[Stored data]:

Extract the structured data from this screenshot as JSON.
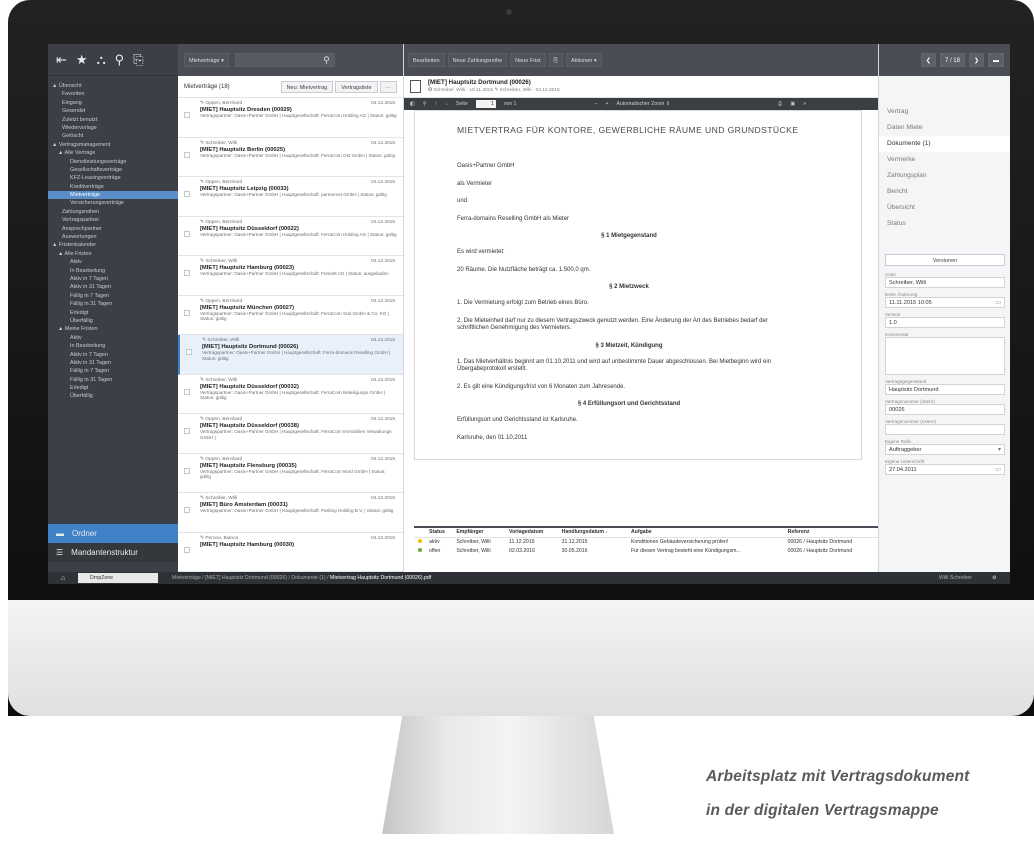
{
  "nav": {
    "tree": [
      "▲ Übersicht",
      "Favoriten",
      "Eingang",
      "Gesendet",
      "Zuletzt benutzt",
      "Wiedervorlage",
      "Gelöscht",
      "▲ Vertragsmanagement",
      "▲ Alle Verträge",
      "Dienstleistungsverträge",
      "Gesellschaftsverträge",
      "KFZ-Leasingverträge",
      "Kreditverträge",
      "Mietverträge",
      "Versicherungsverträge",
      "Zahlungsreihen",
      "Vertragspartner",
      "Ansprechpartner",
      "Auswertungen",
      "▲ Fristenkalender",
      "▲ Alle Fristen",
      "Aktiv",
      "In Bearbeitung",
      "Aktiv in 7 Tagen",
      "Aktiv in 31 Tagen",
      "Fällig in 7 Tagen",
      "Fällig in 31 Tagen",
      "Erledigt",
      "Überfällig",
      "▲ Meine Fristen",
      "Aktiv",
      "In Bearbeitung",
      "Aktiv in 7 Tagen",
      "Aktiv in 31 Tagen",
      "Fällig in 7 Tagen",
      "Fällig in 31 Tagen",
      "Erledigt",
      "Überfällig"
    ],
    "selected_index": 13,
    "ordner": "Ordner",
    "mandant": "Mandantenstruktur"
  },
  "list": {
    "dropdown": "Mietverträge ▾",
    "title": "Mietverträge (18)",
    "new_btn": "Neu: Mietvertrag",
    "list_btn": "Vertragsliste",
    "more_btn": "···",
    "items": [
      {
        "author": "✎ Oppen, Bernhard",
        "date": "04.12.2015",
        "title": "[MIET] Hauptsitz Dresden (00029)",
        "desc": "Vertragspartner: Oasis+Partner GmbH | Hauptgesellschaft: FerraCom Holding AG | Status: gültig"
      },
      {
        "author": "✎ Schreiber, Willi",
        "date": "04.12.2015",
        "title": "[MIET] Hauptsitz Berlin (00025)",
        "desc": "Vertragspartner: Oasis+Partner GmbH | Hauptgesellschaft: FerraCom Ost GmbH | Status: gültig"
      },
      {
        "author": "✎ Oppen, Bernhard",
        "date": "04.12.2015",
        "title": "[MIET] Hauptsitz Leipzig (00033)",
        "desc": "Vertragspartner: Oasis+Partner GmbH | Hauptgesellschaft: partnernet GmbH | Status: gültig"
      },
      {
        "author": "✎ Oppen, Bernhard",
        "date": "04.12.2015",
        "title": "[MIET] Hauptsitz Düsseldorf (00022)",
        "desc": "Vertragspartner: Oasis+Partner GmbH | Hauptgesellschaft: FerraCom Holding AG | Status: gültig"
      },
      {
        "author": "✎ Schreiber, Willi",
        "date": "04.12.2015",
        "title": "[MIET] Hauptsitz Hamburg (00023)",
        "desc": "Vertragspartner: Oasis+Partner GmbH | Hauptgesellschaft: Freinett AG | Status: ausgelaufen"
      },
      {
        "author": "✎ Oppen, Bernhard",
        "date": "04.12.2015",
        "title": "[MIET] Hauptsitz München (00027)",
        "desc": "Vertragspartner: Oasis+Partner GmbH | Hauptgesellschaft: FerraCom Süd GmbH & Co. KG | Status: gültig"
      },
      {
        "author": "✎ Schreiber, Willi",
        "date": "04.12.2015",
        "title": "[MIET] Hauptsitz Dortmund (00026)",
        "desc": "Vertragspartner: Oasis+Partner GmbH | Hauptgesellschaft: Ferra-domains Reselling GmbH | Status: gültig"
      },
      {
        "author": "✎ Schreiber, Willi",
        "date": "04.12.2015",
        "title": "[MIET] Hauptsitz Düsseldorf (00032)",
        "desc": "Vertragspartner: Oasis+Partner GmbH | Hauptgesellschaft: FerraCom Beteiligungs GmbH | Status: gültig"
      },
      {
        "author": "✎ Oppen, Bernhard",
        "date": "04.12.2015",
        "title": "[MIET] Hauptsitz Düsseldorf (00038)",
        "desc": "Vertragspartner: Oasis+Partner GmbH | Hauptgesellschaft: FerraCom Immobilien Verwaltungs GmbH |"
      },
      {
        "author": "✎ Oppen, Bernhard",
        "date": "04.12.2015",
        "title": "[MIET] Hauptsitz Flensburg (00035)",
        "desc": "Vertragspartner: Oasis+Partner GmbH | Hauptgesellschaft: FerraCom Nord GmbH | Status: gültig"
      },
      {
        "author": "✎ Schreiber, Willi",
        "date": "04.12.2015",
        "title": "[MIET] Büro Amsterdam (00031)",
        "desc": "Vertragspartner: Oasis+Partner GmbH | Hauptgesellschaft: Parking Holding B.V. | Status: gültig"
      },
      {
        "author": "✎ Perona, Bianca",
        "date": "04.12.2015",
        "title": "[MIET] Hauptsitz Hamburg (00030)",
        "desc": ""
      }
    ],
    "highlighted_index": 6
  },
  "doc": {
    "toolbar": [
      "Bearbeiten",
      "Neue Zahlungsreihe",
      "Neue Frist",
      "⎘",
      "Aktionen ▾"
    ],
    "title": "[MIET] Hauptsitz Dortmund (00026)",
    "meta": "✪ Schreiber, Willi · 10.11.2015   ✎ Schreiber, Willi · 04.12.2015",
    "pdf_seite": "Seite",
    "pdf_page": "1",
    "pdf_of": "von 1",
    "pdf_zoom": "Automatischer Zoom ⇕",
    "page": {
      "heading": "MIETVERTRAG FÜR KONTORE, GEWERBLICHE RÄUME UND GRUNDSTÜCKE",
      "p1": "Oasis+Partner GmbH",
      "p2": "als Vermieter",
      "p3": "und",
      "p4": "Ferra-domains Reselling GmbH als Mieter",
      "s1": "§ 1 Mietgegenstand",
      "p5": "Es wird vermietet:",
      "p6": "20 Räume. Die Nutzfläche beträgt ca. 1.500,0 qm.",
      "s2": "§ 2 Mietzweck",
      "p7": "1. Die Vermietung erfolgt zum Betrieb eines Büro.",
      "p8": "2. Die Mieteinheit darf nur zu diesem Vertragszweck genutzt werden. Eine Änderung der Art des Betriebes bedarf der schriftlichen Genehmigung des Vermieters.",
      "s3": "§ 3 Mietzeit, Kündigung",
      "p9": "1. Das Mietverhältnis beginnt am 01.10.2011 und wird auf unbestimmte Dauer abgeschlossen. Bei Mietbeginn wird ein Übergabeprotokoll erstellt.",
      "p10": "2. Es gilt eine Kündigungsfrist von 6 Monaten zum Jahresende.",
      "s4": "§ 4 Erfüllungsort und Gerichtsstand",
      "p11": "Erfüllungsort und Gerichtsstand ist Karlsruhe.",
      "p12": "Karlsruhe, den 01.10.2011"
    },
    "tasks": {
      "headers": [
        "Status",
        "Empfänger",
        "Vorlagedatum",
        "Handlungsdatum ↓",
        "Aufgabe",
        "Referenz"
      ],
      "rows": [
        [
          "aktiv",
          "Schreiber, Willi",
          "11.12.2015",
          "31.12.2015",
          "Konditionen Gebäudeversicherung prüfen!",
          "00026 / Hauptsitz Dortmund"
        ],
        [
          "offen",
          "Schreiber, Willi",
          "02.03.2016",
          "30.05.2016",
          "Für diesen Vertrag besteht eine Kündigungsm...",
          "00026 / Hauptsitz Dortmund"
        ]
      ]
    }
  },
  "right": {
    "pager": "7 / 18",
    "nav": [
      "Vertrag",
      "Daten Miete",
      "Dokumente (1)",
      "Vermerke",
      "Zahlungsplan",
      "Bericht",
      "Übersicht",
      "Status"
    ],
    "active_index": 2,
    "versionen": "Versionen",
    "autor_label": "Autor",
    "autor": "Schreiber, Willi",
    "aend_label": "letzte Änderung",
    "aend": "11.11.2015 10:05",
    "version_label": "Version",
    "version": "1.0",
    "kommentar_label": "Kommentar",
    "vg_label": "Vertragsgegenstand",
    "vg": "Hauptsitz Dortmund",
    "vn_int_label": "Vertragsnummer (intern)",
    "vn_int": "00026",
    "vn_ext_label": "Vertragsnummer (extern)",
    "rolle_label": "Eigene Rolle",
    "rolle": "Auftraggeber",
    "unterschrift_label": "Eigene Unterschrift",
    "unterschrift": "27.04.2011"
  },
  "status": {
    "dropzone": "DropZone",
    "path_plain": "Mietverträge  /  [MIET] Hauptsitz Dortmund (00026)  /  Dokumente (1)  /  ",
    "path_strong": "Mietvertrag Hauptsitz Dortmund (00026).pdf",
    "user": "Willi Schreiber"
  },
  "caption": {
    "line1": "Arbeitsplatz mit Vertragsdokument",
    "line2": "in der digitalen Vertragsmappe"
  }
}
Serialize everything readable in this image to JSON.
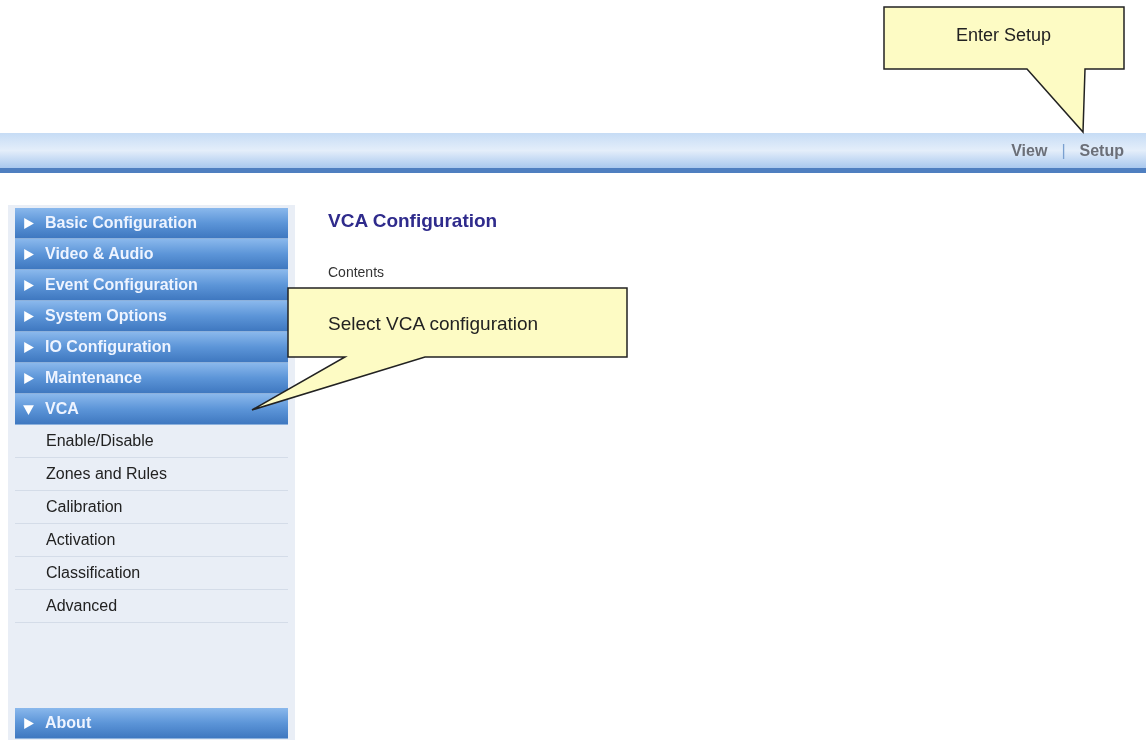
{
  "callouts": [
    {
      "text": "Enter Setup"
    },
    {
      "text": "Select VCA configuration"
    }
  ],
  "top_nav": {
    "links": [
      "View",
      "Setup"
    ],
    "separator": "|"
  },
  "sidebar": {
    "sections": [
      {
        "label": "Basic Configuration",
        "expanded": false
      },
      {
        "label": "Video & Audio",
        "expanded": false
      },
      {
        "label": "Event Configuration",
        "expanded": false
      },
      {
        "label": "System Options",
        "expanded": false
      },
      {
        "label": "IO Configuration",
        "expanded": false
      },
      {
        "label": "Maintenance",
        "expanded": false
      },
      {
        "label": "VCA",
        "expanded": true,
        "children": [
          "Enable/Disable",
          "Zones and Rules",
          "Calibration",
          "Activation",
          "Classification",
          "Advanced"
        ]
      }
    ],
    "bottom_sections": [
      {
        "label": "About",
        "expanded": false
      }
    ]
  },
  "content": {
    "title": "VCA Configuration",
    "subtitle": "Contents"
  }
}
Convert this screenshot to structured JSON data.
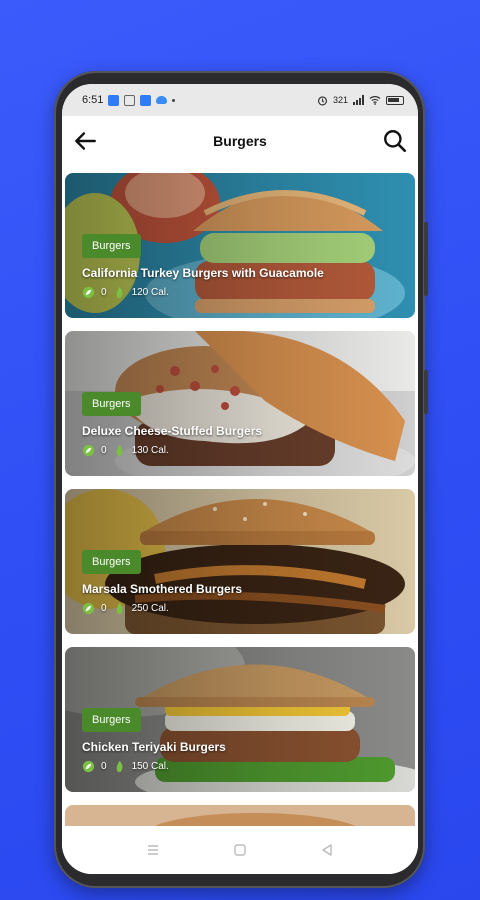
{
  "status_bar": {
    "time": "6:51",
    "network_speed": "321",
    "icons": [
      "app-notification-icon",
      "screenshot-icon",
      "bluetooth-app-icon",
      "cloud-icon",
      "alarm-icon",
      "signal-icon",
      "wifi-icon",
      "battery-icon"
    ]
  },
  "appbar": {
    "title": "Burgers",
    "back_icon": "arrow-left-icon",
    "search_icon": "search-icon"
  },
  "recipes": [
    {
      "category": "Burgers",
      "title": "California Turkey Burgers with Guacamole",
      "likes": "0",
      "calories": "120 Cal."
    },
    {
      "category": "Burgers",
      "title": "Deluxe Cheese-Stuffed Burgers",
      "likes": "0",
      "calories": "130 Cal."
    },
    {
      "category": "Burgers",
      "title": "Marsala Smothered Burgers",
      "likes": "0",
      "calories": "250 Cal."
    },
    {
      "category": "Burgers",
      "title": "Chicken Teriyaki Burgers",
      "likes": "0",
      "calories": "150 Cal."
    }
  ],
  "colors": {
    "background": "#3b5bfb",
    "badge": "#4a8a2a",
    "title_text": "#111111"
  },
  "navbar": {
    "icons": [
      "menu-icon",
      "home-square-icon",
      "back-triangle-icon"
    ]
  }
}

[Required task]: Pull every line containing the word "Reselling" out of the entries above.

[Exercise output]:
        "desc": "Vertragspartner: Oasis+Partner GmbH | Hauptgesellschaft: Ferra-domains Reselling GmbH | Status: gültig"
      "p4": "Ferra-domains Reselling GmbH als Mieter",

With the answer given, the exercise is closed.